Excerpt
>> begin

Something that annoys me as a techie is that when all is running I have three WiFi networks on my boat produced by devices all within about 30cm of each other: the AIT 3000's sharing AIS data to Navionics, the GPSMap 723's sharing data to ActiveCaptain, and the WebBoat for Internet (e.g. weather forecasts). On my smartphone I have to keep switching between them. I believe that the newer AIT 5000 can use the boat's WiFi network, but there's no solution for the GPSMap 723.
It's also a bit annoying that I have to pay Garmin for charts three times: GPSMap 78s, GPSMap 723 & Navionics app.
 
OK so I am a couple of months late and a few dollars short.

What I have and what I would change?
All the basic displays are under the dodger and can be seen and read from behind the helm or by people sitting at frd end of cockpit or even just popping their head up from below while thinking 'what was that strange noise?'
They, and the autopilot , are all Raymarine/Raytheon including the AP which is by the helm. Also in that kit are two Raymarine repeaters at the chart table and also - wait for it ! - a 35 yo 'Autohelm' GPS display.
Charting? Apart from my paper kit includes a below deck PC in the 'walkway' which runs OpenCPN and displays on an LCD display at the chart table. That PC also has input from my AIS and was used for Sailmail via Pactor and HF back in the dream time. All that is now pretty much redundant. More below..

>> end

Collected data
>> begin

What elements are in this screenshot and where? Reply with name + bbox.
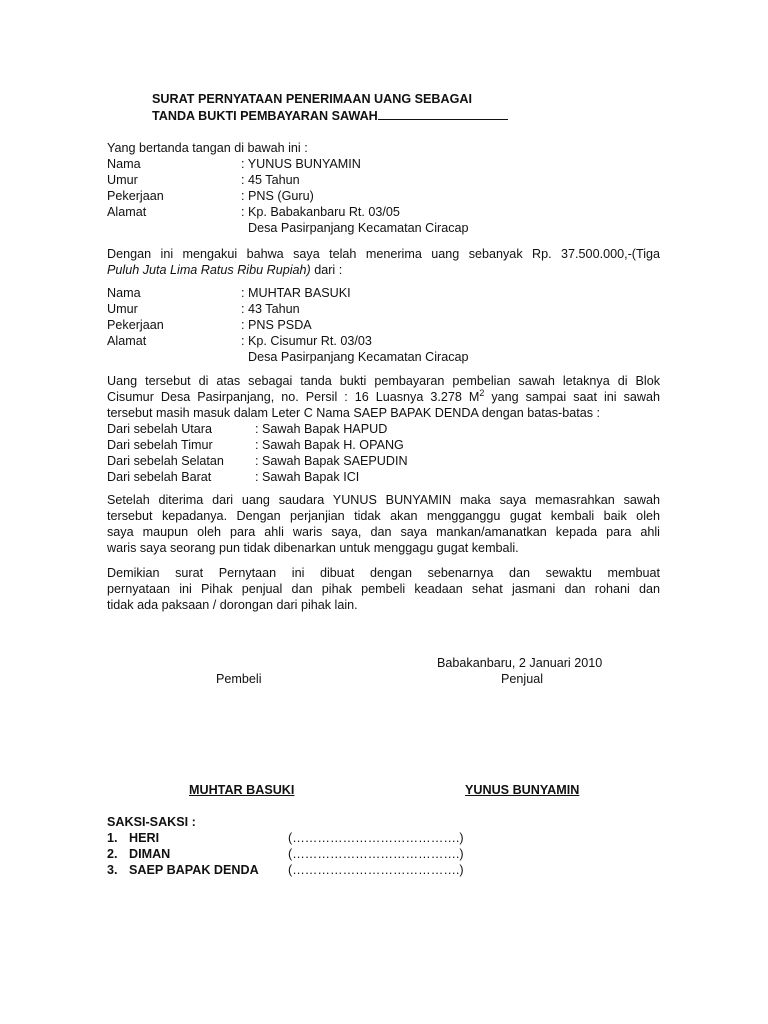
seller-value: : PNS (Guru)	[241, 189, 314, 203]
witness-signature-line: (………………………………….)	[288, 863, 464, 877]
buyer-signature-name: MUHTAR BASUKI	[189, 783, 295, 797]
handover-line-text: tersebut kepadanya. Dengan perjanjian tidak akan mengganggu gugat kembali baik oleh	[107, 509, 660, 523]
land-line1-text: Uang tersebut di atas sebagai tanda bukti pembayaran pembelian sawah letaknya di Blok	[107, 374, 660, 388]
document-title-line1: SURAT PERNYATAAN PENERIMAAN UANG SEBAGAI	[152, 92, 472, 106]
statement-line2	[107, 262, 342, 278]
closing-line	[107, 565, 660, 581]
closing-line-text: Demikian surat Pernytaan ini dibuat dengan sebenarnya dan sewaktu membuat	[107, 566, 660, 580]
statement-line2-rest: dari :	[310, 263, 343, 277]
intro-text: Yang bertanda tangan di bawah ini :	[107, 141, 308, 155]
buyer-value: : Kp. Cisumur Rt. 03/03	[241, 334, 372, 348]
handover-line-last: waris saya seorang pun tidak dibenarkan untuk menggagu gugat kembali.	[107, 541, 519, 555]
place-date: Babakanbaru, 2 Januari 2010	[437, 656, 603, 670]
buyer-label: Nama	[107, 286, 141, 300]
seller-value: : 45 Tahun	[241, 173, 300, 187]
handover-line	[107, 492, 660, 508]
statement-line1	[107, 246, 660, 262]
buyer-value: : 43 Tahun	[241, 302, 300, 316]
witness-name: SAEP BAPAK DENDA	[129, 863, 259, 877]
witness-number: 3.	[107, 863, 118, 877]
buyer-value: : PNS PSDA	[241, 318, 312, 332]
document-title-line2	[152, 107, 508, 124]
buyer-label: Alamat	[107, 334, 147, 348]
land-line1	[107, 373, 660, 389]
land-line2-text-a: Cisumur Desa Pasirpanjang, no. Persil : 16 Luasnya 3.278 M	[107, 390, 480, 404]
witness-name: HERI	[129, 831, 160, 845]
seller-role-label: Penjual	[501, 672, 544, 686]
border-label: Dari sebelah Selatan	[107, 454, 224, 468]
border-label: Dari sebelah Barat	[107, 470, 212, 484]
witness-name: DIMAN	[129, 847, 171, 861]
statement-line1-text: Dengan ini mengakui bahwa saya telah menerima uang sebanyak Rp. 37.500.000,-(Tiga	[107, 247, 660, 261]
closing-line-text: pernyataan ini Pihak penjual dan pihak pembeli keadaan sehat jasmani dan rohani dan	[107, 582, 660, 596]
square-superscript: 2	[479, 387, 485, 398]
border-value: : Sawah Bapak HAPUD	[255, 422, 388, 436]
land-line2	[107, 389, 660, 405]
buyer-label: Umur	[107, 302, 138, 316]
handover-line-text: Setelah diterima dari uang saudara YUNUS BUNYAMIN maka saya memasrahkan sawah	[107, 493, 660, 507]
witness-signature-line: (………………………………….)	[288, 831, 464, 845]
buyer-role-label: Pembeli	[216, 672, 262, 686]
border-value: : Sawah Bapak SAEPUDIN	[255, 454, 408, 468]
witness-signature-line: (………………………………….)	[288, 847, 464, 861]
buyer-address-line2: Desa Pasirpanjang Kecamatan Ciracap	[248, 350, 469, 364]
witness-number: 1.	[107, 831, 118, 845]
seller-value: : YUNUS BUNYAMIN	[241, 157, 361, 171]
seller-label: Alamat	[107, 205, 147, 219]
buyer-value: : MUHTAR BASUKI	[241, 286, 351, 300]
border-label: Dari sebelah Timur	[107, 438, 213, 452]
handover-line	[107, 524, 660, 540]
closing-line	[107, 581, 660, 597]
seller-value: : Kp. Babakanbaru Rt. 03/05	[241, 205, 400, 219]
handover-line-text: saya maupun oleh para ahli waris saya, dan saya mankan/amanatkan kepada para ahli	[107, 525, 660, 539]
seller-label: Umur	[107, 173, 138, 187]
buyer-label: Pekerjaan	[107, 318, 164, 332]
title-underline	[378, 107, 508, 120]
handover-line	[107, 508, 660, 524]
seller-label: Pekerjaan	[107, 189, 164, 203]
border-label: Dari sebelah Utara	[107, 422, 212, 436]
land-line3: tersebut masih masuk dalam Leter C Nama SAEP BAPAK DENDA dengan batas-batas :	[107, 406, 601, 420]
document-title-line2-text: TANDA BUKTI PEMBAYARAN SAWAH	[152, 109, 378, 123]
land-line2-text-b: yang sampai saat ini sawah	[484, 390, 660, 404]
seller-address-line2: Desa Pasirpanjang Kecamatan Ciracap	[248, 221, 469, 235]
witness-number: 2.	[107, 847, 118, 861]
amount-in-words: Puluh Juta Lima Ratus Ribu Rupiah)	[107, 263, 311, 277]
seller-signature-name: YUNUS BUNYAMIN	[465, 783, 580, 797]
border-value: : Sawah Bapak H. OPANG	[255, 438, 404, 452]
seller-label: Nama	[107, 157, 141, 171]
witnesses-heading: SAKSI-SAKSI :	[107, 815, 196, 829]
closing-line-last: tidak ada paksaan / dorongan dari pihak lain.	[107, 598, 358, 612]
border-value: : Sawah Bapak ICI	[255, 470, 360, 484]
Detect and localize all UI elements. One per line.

>> end
>> begin

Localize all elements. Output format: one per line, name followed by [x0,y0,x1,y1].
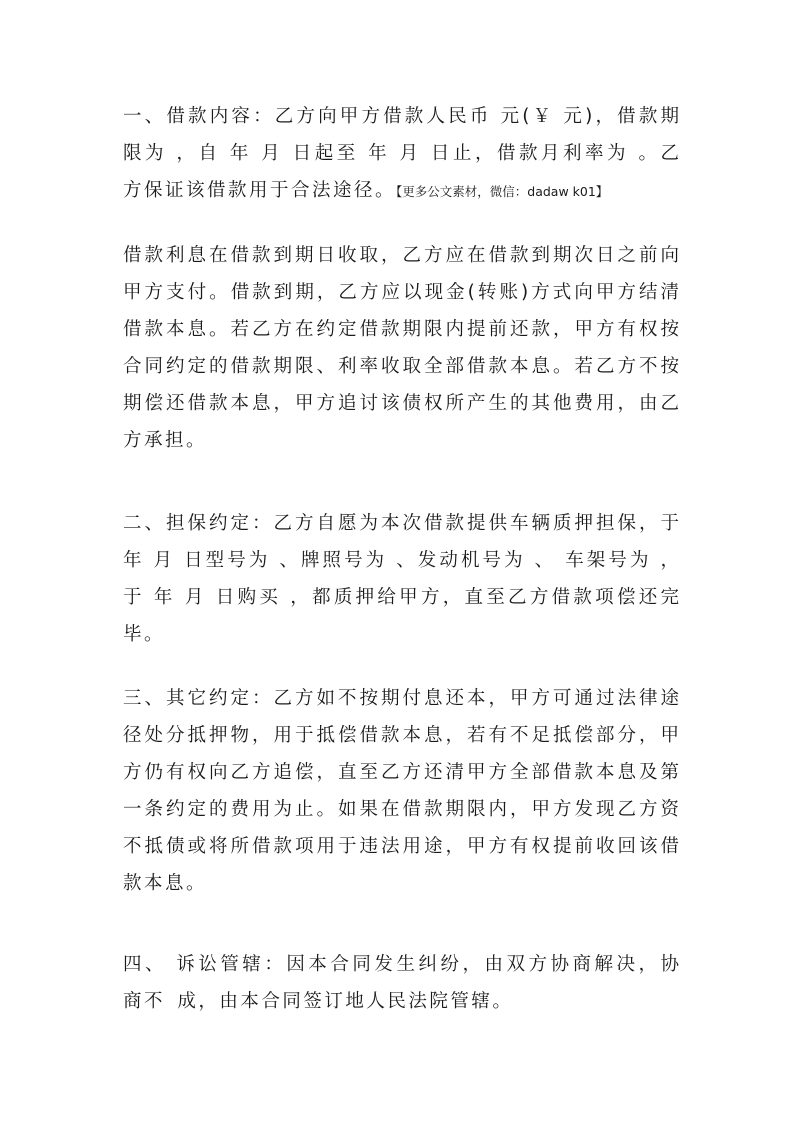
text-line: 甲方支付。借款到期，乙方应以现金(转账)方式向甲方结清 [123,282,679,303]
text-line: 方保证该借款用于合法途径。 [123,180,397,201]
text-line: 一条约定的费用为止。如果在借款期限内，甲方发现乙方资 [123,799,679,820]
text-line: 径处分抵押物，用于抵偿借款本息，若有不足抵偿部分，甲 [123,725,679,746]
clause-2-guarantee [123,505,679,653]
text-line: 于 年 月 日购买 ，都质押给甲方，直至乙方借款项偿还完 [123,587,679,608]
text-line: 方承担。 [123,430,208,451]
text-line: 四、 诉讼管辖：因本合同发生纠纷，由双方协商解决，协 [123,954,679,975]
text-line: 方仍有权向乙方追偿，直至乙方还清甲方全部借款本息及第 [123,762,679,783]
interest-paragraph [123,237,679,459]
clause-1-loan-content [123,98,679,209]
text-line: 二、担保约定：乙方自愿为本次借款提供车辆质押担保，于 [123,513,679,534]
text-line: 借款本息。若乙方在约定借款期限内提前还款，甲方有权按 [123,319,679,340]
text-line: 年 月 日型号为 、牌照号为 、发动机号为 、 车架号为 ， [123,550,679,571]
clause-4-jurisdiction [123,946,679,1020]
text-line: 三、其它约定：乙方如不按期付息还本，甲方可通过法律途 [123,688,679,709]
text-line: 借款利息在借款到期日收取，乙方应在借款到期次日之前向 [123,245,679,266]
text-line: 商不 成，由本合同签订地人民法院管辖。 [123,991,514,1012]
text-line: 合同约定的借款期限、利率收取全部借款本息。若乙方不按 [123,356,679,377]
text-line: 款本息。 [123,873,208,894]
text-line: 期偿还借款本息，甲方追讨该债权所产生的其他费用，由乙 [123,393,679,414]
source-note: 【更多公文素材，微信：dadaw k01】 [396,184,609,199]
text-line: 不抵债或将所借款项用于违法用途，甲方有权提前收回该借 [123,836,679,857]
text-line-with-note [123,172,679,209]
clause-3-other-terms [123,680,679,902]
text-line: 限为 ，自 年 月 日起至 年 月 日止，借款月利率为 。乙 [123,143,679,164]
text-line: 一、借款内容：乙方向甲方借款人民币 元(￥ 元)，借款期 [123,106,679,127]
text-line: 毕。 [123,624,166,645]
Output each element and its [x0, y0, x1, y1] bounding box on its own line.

>> end

Set of tasks
[1] Check each statement against the boat electronics post above, answering yes or no and quoting the exact words from the post that decide it. (a) The devices producing the three WiFi networks sit within about 30cm of each other. (b) The writer pays Garmin for charts twice. (c) The PC below deck runs OpenCPN.
[2] Carry on the boat electronics post from its final sentence.

Answers in order
[1]
(a) Yes: "produced by devices all within about 30cm of each other"
(b) No: "I have to pay Garmin for charts three times"
(c) Yes: "a below deck PC in the 'walkway' which runs OpenCPN"

[2]
AIS? An AMEC class B, feeds to both the aforementioned LCD and a 'smart' Vesper display. Gets its GPS info from one of my many GPS pucks.
Both bought from Milltech , I would probably replace with something like this these days https://www.milltechmarine.com/amec-p200-chart-plotter-with-built-in-so-class-b-ais.html and have it down by the chart table.
Now to the serious stuff.
I've tried pretty much everything since the original 'burgle brand' Cmap out of St Petersburg some 25 years ago. Simply the best I have found is iSailor which is now my 'go to'. Needs a cellular iPad and doesn't run on android but I bought an iPad just to run it. Long power lead so I can have it either upstairs or downstairs. I have and have used their charts from Ecuador to Cabo de Hornos and they are truly professional quality.
Which brings me to radar. 25 yo Anritsu ( also sold in some parts as Simrad). Bonzer bit of kit in its day - truly state of the art - and fitted below where I can see it both from chart table ( or while boiling kettle ) and the frd end of cockpit . It has truly saved the day on maybe 6 occasions when unlit anchorages or sudden fog or in one occasion dark followed by fog sort of stuffed up the pleasure of the sailing game.
With only maybe 200 hours on the magnetron the screen has died the death. I must admit I have not been keeping up with the game and have no idea what to replace it with. Time for a new thread maybe.
 
It feels crazy that plotters are technologically rather similar to iPads but so much thicker.
They are and they aren’t. The displays are very different, for better readability and reliability (iPad are designed for a 5 year life, not 20). Mostly though plotters support what is effectively legacy serial ports, which necessitate bigger cables. Apple have removed all but one ports, so easier to be small. Modern plotters also have proper GPS antennas which are bigger than would fit in an iPad.

My B&G is only about 2” thick so things have improved from the old days.
 
Re Orca, I recently bought new-to-me boat with aging Raymarine (ST60's labelled Raytheon) and a Raymarine A50 plotter (a complete waste of time I found as the screen was the size of a postage stamp, almost impossible to see)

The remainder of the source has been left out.